Objective: Track down each line that has the word "copyright" and copy it.

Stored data

-- BEGIN --

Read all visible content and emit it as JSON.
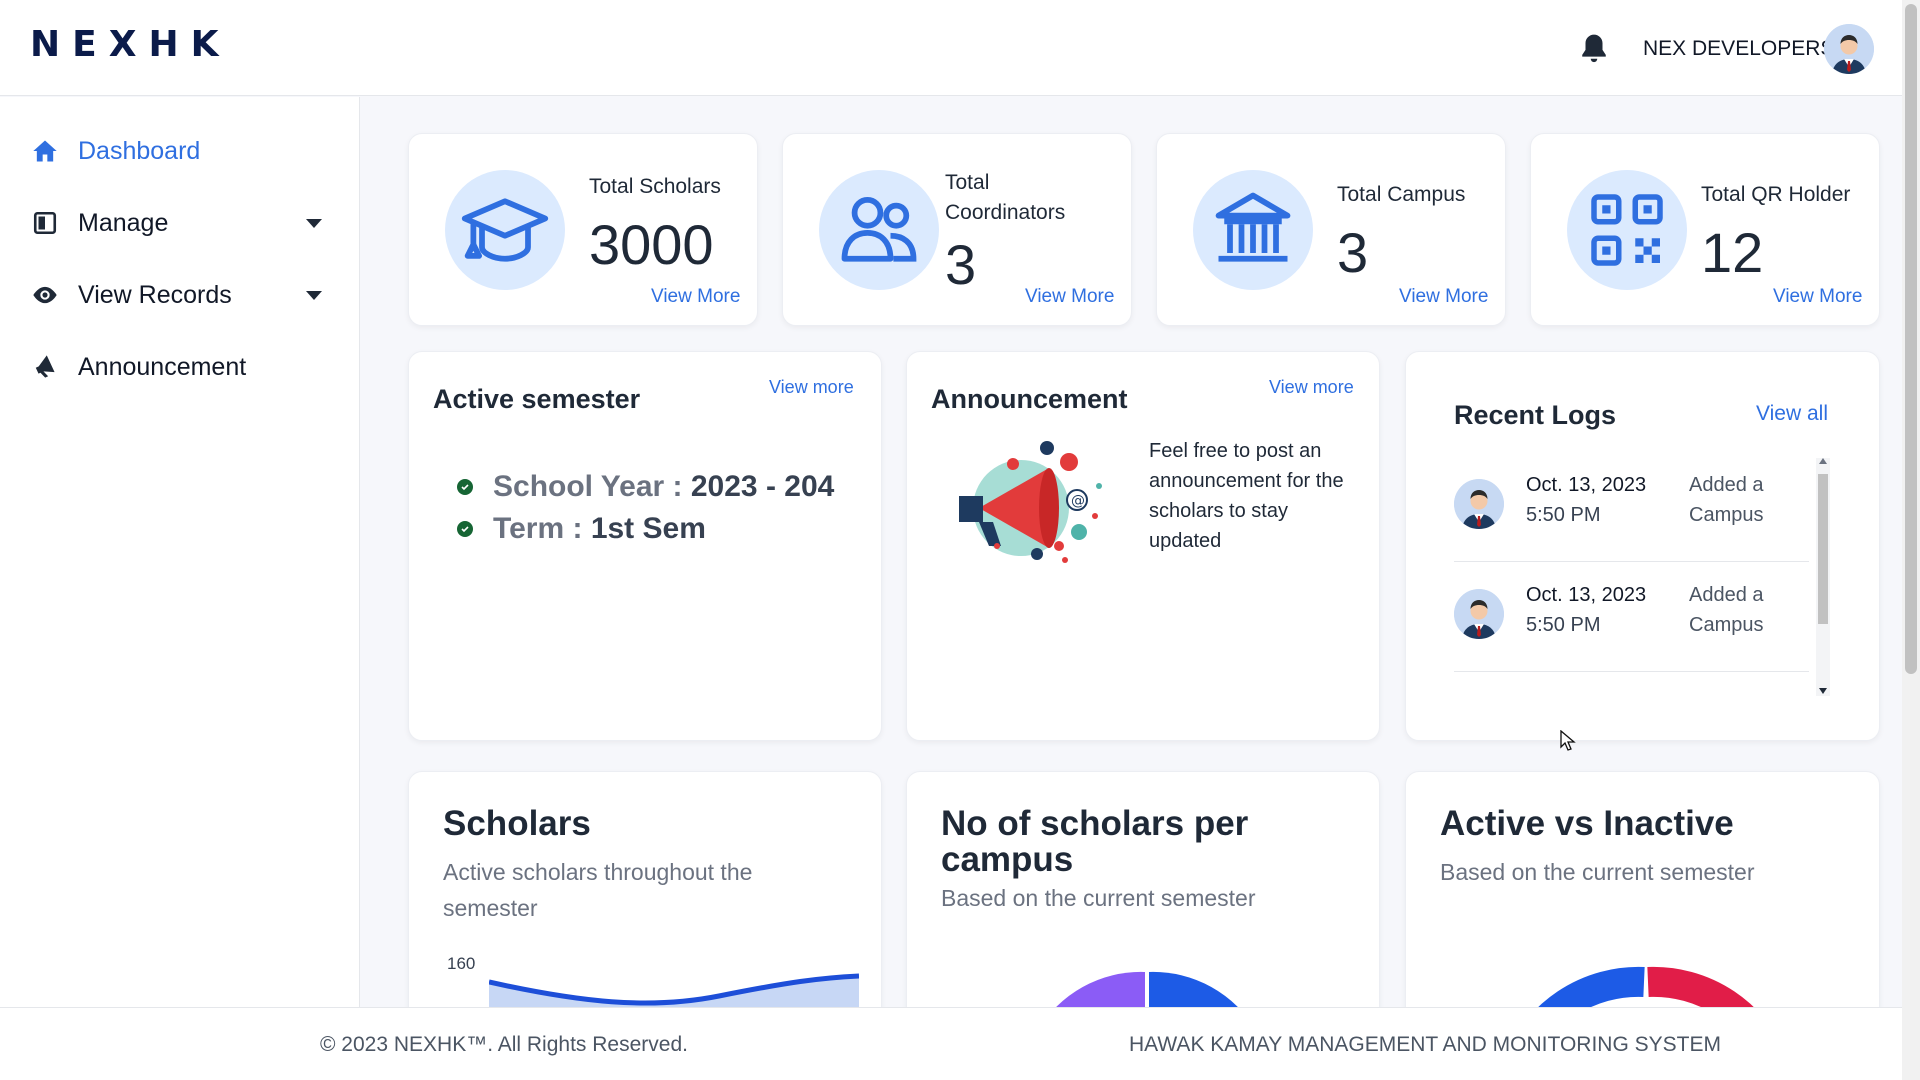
{
  "brand": {
    "logo": "NEXHK"
  },
  "header": {
    "user_name": "NEX DEVELOPERS"
  },
  "sidebar": {
    "items": [
      {
        "label": "Dashboard",
        "icon": "home-icon",
        "active": true
      },
      {
        "label": "Manage",
        "icon": "board-icon",
        "has_dropdown": true
      },
      {
        "label": "View Records",
        "icon": "eye-icon",
        "has_dropdown": true
      },
      {
        "label": "Announcement",
        "icon": "megaphone-icon"
      }
    ]
  },
  "stats": [
    {
      "label": "Total Scholars",
      "value": "3000",
      "link": "View More",
      "icon": "graduation-cap-icon"
    },
    {
      "label": "Total Coordinators",
      "value": "3",
      "link": "View More",
      "icon": "users-icon"
    },
    {
      "label": "Total Campus",
      "value": "3",
      "link": "View More",
      "icon": "building-icon"
    },
    {
      "label": "Total QR Holder",
      "value": "12",
      "link": "View More",
      "icon": "qr-code-icon"
    }
  ],
  "semester": {
    "title": "Active semester",
    "link": "View more",
    "school_year_label": "School Year :",
    "school_year_value": "2023 - 204",
    "term_label": "Term :",
    "term_value": "1st Sem"
  },
  "announcement": {
    "title": "Announcement",
    "link": "View more",
    "text": "Feel free to post an announcement for the scholars to stay updated",
    "image": "megaphone-illustration"
  },
  "logs": {
    "title": "Recent Logs",
    "link": "View all",
    "items": [
      {
        "date": "Oct. 13, 2023",
        "time": "5:50 PM",
        "action": "Added a Campus"
      },
      {
        "date": "Oct. 13, 2023",
        "time": "5:50 PM",
        "action": "Added a Campus"
      }
    ]
  },
  "charts": {
    "scholars": {
      "title": "Scholars",
      "subtitle": "Active scholars throughout the semester",
      "tick": "160"
    },
    "per_campus": {
      "title": "No of scholars per campus",
      "subtitle": "Based on the current semester"
    },
    "active_inactive": {
      "title": "Active vs Inactive",
      "subtitle": "Based on the current semester"
    }
  },
  "footer": {
    "copyright": "© 2023 NEXHK™. All Rights Reserved.",
    "system_name": "HAWAK KAMAY MANAGEMENT AND MONITORING SYSTEM"
  },
  "colors": {
    "accent": "#2f6fe0",
    "icon_bg": "#dbeafe",
    "check": "#166534",
    "donut_red": "#e11d48",
    "donut_purple": "#8b5cf6"
  }
}
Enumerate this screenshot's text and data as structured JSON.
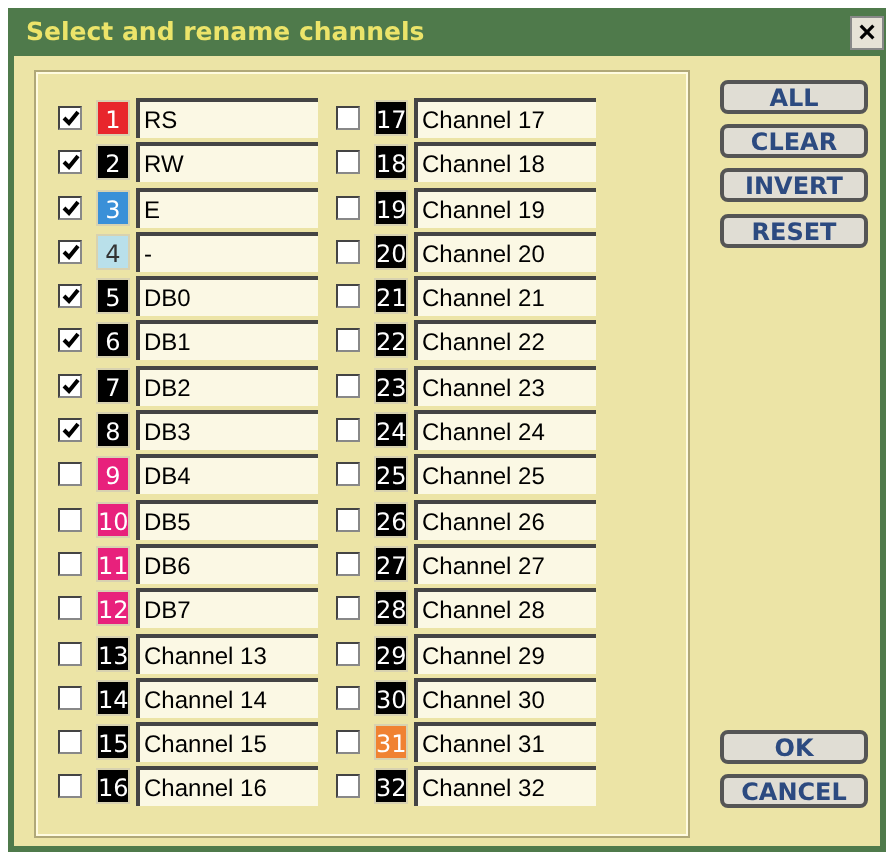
{
  "window": {
    "title": "Select and rename channels",
    "close": "×"
  },
  "channels": [
    {
      "number": "1",
      "name": "RS",
      "checked": true,
      "color": "#e8262c"
    },
    {
      "number": "2",
      "name": "RW",
      "checked": true,
      "color": "#000000"
    },
    {
      "number": "3",
      "name": "E",
      "checked": true,
      "color": "#3a90d8"
    },
    {
      "number": "4",
      "name": "-",
      "checked": true,
      "color": "#b9e0ea"
    },
    {
      "number": "5",
      "name": "DB0",
      "checked": true,
      "color": "#000000"
    },
    {
      "number": "6",
      "name": "DB1",
      "checked": true,
      "color": "#000000"
    },
    {
      "number": "7",
      "name": "DB2",
      "checked": true,
      "color": "#000000"
    },
    {
      "number": "8",
      "name": "DB3",
      "checked": true,
      "color": "#000000"
    },
    {
      "number": "9",
      "name": "DB4",
      "checked": false,
      "color": "#e8217c"
    },
    {
      "number": "10",
      "name": "DB5",
      "checked": false,
      "color": "#e8217c"
    },
    {
      "number": "11",
      "name": "DB6",
      "checked": false,
      "color": "#e8217c"
    },
    {
      "number": "12",
      "name": "DB7",
      "checked": false,
      "color": "#e8217c"
    },
    {
      "number": "13",
      "name": "Channel 13",
      "checked": false,
      "color": "#000000"
    },
    {
      "number": "14",
      "name": "Channel 14",
      "checked": false,
      "color": "#000000"
    },
    {
      "number": "15",
      "name": "Channel 15",
      "checked": false,
      "color": "#000000"
    },
    {
      "number": "16",
      "name": "Channel 16",
      "checked": false,
      "color": "#000000"
    },
    {
      "number": "17",
      "name": "Channel 17",
      "checked": false,
      "color": "#000000"
    },
    {
      "number": "18",
      "name": "Channel 18",
      "checked": false,
      "color": "#000000"
    },
    {
      "number": "19",
      "name": "Channel 19",
      "checked": false,
      "color": "#000000"
    },
    {
      "number": "20",
      "name": "Channel 20",
      "checked": false,
      "color": "#000000"
    },
    {
      "number": "21",
      "name": "Channel 21",
      "checked": false,
      "color": "#000000"
    },
    {
      "number": "22",
      "name": "Channel 22",
      "checked": false,
      "color": "#000000"
    },
    {
      "number": "23",
      "name": "Channel 23",
      "checked": false,
      "color": "#000000"
    },
    {
      "number": "24",
      "name": "Channel 24",
      "checked": false,
      "color": "#000000"
    },
    {
      "number": "25",
      "name": "Channel 25",
      "checked": false,
      "color": "#000000"
    },
    {
      "number": "26",
      "name": "Channel 26",
      "checked": false,
      "color": "#000000"
    },
    {
      "number": "27",
      "name": "Channel 27",
      "checked": false,
      "color": "#000000"
    },
    {
      "number": "28",
      "name": "Channel 28",
      "checked": false,
      "color": "#000000"
    },
    {
      "number": "29",
      "name": "Channel 29",
      "checked": false,
      "color": "#000000"
    },
    {
      "number": "30",
      "name": "Channel 30",
      "checked": false,
      "color": "#000000"
    },
    {
      "number": "31",
      "name": "Channel 31",
      "checked": false,
      "color": "#f08232"
    },
    {
      "number": "32",
      "name": "Channel 32",
      "checked": false,
      "color": "#000000"
    }
  ],
  "top_buttons": [
    "ALL",
    "CLEAR",
    "INVERT",
    "RESET"
  ],
  "bottom_buttons": [
    "OK",
    "CANCEL"
  ]
}
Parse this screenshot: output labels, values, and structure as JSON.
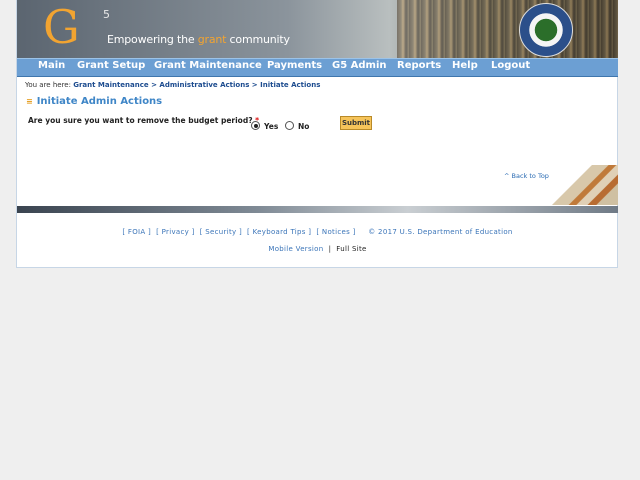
{
  "header": {
    "logo_letter": "G",
    "logo_superscript": "5",
    "tagline_before": "Empowering the ",
    "tagline_highlight": "grant",
    "tagline_after": " community"
  },
  "nav": {
    "items": [
      "Main",
      "Grant Setup",
      "Grant Maintenance",
      "Payments",
      "G5 Admin",
      "Reports",
      "Help",
      "Logout"
    ]
  },
  "breadcrumb": {
    "prefix": "You are here: ",
    "items": [
      "Grant Maintenance",
      "Administrative Actions",
      "Initiate Actions"
    ],
    "separator": " > "
  },
  "page": {
    "title": "Initiate Admin Actions",
    "question": "Are you sure you want to remove the budget period?",
    "required_mark": "*",
    "option_yes": "Yes",
    "option_no": "No",
    "selected": "Yes",
    "submit_label": "Submit",
    "back_to_top": "^ Back to Top"
  },
  "footer": {
    "links": [
      "FOIA",
      "Privacy",
      "Security",
      "Keyboard Tips",
      "Notices"
    ],
    "copyright": "© 2017 U.S. Department of Education",
    "mobile_version": "Mobile Version",
    "separator": "|",
    "full_site": "Full Site"
  },
  "colors": {
    "nav_bg": "#6c9fd3",
    "accent_orange": "#f2a431",
    "heading_blue": "#3f86c7",
    "link_blue": "#1d4c8f",
    "submit_bg": "#f6c45a"
  },
  "icons": {
    "seal": "department-of-education-seal",
    "heading_bullet": "list-bullet-icon"
  }
}
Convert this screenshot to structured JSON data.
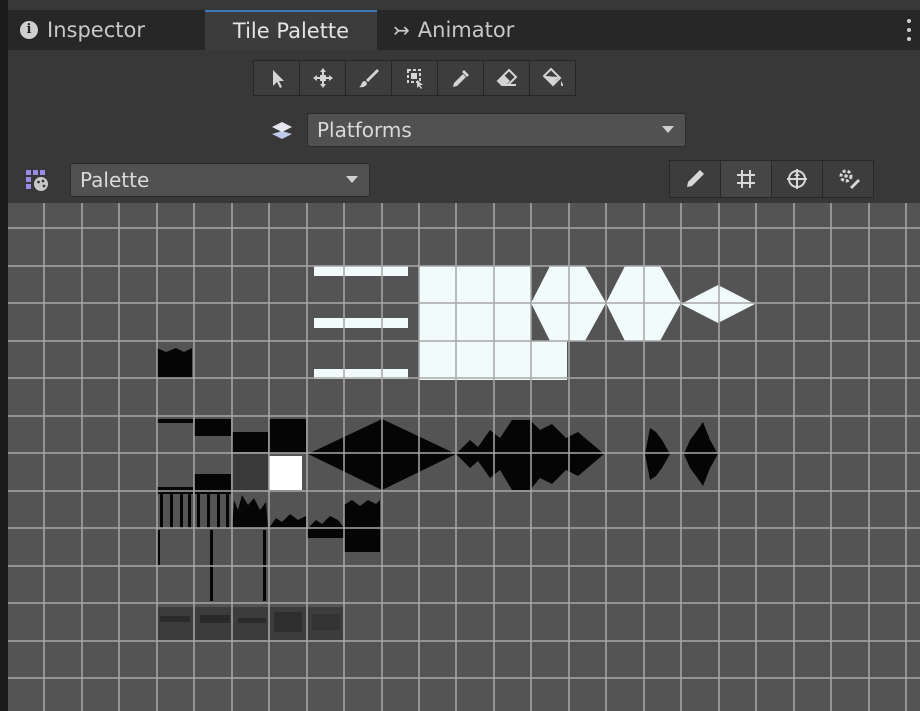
{
  "tabs": {
    "inspector": "Inspector",
    "tile_palette": "Tile Palette",
    "animator": "Animator",
    "active": "Tile Palette"
  },
  "tools": [
    {
      "icon": "select-arrow-icon"
    },
    {
      "icon": "move-icon"
    },
    {
      "icon": "paint-brush-icon"
    },
    {
      "icon": "box-fill-icon"
    },
    {
      "icon": "picker-eyedropper-icon"
    },
    {
      "icon": "eraser-icon"
    },
    {
      "icon": "flood-fill-bucket-icon"
    }
  ],
  "active_tilemap": {
    "icon": "layers-icon",
    "value": "Platforms"
  },
  "palette": {
    "icon": "palette-icon",
    "value": "Palette"
  },
  "palette_tools": [
    {
      "icon": "edit-pencil-icon",
      "active": false
    },
    {
      "icon": "grid-icon",
      "active": true
    },
    {
      "icon": "gizmos-icon",
      "active": false
    },
    {
      "icon": "settings-gear-icon",
      "active": false
    }
  ],
  "colors": {
    "accent": "#3a79bb",
    "canvas": "#545454",
    "grid_line": "#a8a8a8",
    "tile_light": "#f2fbfb",
    "tile_dark": "#050505"
  }
}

-- END --

Result of this exercise:
    "copyright": "© 2023 NEXHK™. All Rights Reserved.",
    "copyright": "© 2017 U.S. Department of Education",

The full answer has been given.